**DATASET ROWS:**

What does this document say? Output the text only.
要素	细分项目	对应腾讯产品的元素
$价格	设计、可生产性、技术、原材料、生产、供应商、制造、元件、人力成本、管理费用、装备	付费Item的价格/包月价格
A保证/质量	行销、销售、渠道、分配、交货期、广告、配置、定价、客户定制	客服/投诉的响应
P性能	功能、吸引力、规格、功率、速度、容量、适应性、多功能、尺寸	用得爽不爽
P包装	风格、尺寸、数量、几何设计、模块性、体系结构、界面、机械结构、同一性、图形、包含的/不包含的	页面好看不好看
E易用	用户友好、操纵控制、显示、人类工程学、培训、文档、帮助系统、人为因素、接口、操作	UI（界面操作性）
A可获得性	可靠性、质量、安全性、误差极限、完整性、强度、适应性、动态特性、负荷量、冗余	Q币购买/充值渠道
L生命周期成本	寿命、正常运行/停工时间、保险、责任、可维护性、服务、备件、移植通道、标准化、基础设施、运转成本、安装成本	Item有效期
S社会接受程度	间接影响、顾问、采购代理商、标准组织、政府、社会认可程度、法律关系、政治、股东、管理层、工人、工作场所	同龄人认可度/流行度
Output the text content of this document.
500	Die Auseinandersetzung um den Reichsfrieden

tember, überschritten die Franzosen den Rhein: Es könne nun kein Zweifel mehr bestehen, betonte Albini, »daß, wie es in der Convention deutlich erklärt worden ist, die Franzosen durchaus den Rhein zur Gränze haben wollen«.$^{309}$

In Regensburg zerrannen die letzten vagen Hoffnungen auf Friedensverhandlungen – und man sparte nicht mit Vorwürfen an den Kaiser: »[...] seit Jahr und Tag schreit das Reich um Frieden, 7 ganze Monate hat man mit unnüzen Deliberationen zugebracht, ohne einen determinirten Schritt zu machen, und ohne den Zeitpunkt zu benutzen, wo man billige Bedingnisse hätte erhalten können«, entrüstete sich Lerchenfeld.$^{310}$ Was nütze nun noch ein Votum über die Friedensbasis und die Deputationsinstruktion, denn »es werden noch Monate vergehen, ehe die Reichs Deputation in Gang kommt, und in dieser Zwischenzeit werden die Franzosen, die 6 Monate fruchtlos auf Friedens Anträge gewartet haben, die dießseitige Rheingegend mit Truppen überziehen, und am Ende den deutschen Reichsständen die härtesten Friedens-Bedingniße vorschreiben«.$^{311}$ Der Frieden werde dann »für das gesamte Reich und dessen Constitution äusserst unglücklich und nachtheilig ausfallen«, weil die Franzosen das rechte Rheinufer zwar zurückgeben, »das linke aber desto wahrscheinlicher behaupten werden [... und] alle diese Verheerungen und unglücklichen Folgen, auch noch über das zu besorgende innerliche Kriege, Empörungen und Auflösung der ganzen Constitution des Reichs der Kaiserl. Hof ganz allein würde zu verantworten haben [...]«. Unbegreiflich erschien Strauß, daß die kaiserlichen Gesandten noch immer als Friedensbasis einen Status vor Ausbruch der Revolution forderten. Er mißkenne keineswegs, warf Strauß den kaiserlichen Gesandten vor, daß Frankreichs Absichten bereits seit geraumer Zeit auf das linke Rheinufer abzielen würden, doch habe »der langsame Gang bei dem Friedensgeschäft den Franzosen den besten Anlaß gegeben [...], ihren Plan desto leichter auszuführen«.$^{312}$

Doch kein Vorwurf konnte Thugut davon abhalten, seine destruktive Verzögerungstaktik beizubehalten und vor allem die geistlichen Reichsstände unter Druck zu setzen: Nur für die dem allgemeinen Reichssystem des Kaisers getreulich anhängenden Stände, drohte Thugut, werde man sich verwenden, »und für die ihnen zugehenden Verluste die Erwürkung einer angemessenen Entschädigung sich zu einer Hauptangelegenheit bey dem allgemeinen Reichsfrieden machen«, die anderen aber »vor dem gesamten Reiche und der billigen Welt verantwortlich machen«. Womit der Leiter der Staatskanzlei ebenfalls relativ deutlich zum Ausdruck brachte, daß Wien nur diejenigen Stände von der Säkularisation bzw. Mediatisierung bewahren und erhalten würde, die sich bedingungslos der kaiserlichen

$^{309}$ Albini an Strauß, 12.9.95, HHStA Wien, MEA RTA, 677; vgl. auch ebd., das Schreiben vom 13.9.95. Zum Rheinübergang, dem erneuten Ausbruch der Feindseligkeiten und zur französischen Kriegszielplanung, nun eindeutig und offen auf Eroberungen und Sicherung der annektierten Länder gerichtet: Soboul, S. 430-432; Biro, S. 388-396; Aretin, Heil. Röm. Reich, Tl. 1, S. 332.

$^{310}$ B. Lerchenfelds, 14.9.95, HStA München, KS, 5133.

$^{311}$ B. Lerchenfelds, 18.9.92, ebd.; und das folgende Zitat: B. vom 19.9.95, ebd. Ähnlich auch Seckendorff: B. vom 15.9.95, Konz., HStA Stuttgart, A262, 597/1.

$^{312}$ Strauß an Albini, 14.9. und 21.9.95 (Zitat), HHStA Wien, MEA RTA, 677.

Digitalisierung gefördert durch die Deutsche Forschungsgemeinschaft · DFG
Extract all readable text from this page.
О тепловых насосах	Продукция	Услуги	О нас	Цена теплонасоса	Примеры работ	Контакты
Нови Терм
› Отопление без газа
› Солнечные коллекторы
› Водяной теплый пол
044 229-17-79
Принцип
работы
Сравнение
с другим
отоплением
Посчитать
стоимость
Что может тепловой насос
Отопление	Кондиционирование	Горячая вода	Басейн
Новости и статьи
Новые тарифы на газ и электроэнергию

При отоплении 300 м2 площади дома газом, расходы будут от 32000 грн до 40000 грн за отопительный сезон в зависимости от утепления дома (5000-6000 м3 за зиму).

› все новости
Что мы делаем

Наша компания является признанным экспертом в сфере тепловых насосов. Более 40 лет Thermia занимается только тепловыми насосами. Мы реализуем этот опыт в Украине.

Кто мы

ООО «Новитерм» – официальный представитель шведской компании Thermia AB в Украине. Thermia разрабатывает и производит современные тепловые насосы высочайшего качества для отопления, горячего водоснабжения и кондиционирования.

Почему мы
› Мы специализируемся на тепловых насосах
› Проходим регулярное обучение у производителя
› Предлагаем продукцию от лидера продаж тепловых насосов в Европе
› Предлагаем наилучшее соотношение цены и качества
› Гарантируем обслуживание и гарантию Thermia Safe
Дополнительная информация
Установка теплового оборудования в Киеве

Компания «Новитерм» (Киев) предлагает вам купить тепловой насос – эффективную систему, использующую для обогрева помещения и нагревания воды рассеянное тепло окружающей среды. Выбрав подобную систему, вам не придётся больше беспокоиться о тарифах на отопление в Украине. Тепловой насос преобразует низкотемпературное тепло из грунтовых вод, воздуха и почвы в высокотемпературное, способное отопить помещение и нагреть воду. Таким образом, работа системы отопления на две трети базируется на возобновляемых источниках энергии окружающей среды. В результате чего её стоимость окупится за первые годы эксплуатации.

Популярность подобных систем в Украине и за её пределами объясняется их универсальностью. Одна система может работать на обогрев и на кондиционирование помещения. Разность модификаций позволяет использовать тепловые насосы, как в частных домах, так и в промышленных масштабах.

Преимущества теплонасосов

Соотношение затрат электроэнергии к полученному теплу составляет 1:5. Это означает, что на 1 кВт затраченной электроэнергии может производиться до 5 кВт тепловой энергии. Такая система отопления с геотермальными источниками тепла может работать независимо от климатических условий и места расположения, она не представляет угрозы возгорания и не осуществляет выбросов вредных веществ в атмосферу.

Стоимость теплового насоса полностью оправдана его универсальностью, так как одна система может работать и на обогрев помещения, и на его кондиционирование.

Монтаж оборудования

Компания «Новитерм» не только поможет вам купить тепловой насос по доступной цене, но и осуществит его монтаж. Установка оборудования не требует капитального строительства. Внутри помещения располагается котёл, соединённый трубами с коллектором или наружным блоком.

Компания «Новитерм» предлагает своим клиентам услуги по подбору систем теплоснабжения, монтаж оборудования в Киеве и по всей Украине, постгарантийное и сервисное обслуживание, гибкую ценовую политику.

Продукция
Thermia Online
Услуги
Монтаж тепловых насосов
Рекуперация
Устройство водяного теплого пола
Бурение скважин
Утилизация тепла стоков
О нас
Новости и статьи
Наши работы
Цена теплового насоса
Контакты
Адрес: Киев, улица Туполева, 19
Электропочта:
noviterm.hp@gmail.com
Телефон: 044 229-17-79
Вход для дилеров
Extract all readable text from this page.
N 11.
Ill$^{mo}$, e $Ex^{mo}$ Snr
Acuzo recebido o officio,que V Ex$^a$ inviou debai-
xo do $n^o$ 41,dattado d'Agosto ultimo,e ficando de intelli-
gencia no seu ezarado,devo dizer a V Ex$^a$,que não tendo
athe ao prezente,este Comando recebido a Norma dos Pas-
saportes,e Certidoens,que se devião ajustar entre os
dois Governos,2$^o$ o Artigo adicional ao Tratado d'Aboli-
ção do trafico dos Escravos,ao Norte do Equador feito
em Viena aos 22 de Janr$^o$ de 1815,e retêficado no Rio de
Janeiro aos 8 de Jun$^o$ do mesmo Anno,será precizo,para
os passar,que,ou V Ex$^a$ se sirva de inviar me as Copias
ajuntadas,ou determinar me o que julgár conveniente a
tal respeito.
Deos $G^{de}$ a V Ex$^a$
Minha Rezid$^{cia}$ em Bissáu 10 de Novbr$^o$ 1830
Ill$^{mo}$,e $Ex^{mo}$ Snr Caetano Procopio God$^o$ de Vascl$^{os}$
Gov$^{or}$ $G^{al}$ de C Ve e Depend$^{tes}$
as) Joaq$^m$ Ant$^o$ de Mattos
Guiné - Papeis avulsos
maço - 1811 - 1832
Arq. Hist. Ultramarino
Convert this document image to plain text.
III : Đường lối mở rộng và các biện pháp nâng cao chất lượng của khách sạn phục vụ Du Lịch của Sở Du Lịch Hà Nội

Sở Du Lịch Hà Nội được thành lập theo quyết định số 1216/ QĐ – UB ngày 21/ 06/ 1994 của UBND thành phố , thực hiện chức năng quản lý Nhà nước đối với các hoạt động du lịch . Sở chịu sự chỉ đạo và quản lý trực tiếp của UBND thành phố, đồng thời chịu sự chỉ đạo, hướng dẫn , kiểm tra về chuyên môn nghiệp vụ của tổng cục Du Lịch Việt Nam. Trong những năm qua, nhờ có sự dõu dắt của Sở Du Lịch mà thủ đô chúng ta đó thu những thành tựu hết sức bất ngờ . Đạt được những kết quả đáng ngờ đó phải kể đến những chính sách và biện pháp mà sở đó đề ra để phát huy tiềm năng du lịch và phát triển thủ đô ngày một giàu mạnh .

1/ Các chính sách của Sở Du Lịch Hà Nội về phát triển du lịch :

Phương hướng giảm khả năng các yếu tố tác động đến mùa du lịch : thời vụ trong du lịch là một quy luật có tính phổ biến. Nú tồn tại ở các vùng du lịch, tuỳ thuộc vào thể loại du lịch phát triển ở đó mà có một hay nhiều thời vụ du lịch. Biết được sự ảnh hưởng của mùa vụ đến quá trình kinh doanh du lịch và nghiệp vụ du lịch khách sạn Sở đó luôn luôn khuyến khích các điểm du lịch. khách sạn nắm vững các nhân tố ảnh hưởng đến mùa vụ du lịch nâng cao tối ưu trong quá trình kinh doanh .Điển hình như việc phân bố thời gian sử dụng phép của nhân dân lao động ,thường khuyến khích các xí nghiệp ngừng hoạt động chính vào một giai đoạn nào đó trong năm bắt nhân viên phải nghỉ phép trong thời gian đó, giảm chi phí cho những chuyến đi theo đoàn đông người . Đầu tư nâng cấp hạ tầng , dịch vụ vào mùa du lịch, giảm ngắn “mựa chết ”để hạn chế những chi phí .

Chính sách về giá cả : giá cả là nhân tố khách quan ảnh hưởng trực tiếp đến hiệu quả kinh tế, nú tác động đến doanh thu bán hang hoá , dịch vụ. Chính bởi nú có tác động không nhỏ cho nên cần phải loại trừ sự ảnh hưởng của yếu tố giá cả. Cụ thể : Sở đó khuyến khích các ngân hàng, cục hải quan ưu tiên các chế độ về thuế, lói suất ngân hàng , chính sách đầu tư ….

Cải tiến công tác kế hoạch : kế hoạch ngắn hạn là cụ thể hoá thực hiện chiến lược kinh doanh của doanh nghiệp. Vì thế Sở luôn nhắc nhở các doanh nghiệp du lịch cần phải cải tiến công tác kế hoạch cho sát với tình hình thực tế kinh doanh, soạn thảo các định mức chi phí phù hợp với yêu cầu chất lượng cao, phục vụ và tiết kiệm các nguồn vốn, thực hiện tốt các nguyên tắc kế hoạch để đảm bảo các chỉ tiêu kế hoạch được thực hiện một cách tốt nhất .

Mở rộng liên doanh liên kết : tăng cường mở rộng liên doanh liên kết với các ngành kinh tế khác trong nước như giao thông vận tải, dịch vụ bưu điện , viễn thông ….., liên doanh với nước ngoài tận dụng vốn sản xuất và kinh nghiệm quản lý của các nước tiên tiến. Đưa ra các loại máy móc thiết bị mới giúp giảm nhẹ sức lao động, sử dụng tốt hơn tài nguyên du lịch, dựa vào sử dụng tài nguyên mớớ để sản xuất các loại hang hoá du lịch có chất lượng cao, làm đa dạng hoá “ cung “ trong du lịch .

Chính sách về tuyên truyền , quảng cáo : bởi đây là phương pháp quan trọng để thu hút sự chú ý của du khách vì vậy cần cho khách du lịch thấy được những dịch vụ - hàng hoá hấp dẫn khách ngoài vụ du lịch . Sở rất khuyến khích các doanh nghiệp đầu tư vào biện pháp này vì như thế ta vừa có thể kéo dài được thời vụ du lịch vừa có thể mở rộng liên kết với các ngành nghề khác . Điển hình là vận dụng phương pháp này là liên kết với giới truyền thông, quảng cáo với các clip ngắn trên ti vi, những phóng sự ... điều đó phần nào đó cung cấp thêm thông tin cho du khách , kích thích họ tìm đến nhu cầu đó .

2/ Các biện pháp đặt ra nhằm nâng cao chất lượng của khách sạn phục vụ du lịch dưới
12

**WHAT YOU WILL DO:** Find "универсальностью". Copy every line it occurs in.

**WRITTEN ANSWER:**
Популярность подобных систем в Украине и за её пределами объясняется их универсальностью. Одна система может работать на обогрев и на кондиционирование помещения. Разность модификаций позволяет использовать тепловые насосы, как в частных домах, так и в промышленных масштабах.
Стоимость теплового насоса полностью оправдана его универсальностью, так как одна система может работать и на обогрев помещения, и на его кондиционирование.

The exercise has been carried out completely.